▶ GOAL: Filter the records below down to lines containing "individual".

_ _ _ _ _ _ _

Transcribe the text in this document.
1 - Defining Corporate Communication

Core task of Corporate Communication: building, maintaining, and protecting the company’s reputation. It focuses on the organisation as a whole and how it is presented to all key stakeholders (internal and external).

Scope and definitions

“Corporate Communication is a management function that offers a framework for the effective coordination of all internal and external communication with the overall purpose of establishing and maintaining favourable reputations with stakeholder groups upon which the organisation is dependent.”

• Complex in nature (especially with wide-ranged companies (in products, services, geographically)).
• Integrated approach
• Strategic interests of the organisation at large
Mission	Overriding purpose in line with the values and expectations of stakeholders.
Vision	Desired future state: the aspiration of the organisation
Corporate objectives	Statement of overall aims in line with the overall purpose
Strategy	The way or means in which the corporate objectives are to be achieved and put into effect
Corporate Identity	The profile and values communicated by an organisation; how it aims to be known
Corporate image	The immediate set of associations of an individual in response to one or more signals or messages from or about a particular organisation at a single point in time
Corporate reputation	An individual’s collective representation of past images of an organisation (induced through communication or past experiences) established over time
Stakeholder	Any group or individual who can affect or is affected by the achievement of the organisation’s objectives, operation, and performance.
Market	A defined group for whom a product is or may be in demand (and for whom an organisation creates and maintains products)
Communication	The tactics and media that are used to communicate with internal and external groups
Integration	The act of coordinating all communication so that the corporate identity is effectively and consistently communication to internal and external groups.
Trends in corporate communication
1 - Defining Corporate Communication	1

_ _ _ _ _ _ _

▶ REPLY:
Corporate image	The immediate set of associations of an individual in response to one or more signals or messages from or about a particular organisation at a single point in time
Corporate reputation	An individual’s collective representation of past images of an organisation (induced through communication or past experiences) established over time
Stakeholder	Any group or individual who can affect or is affected by the achievement of the organisation’s objectives, operation, and performance.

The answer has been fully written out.